Dataset excerpts:
━━━━
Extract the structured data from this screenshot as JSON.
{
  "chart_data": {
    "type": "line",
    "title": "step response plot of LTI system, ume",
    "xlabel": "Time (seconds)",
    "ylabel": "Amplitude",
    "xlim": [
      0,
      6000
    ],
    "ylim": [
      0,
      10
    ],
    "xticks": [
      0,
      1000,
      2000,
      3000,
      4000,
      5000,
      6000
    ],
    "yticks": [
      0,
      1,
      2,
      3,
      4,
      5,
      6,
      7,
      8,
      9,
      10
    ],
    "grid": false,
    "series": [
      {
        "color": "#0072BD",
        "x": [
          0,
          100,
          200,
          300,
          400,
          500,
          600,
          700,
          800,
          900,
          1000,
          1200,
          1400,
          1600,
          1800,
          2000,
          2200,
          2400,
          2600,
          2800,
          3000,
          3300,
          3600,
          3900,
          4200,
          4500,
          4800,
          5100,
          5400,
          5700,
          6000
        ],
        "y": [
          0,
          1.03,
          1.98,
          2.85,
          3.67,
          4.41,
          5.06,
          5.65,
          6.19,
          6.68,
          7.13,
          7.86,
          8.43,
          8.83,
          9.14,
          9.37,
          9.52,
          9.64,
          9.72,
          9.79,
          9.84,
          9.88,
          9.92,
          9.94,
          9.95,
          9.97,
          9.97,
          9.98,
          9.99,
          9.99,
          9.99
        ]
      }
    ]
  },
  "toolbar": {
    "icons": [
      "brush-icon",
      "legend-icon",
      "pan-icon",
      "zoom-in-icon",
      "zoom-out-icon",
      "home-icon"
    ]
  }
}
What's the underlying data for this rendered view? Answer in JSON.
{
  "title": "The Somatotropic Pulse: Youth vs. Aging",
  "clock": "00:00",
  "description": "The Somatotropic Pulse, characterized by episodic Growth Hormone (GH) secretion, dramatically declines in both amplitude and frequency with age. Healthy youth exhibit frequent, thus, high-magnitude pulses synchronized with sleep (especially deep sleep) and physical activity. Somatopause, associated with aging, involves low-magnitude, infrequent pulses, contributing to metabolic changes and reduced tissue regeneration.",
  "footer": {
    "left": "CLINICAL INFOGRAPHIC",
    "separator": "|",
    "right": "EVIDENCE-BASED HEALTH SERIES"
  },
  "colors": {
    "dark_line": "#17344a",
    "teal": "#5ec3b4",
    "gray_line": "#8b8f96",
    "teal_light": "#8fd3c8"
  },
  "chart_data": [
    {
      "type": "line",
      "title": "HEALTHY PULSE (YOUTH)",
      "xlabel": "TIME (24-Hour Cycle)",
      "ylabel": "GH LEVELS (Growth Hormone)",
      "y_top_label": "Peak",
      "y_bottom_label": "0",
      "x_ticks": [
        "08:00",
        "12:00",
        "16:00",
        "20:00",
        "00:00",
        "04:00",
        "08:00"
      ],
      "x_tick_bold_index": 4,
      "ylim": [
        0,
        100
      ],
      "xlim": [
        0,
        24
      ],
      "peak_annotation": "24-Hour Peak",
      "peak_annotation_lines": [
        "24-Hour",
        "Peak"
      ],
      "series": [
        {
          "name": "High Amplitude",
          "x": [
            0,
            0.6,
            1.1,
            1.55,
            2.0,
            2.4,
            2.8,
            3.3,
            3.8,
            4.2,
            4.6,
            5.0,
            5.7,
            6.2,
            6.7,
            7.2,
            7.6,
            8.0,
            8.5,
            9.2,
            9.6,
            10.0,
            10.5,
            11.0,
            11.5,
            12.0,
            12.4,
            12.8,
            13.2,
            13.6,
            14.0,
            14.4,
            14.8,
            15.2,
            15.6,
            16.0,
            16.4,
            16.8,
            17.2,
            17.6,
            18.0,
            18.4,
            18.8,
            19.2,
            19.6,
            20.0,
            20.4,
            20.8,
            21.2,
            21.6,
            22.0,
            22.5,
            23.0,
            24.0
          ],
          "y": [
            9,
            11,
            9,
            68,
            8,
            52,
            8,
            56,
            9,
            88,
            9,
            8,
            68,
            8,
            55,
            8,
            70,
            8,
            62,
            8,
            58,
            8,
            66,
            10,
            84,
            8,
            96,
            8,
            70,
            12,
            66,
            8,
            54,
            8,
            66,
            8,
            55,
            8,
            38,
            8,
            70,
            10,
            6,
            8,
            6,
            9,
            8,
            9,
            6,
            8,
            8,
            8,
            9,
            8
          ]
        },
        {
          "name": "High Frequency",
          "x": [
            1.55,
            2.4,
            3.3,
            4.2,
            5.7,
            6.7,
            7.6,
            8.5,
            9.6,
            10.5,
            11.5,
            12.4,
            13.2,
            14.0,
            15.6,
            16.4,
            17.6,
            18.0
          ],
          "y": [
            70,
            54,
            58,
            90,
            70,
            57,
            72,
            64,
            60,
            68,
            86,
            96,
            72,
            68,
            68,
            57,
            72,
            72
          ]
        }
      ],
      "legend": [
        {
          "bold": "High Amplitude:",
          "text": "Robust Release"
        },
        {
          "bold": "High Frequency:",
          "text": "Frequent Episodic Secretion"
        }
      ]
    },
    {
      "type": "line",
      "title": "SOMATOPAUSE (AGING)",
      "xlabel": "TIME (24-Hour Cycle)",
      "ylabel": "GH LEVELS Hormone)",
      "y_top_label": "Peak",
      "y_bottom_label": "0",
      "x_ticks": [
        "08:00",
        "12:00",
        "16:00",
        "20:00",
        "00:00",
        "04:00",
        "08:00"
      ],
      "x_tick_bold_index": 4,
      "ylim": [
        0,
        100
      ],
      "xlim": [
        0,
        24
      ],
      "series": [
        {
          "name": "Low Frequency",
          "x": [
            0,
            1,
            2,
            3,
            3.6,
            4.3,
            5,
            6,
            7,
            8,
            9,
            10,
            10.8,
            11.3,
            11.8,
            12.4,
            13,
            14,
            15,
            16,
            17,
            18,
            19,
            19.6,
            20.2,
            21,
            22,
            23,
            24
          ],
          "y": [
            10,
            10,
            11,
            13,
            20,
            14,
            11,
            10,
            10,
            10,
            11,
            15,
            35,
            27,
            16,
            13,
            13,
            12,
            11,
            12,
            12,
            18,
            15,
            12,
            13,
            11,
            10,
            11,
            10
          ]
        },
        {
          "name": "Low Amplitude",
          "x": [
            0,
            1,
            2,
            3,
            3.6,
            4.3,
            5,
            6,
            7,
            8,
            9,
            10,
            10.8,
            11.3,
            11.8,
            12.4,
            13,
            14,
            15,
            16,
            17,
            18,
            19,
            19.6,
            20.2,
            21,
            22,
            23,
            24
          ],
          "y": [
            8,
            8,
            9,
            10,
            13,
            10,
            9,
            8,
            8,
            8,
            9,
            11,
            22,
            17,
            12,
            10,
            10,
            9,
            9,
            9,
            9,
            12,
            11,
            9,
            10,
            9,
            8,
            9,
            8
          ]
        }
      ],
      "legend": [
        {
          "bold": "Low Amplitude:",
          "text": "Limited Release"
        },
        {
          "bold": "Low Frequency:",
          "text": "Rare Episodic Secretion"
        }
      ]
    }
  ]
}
━━━━
Task to carry out: Out of the material above, select every line that holds the string "Release".

Solution to the problem:
          "text": "Robust Release"
          "text": "Limited Release"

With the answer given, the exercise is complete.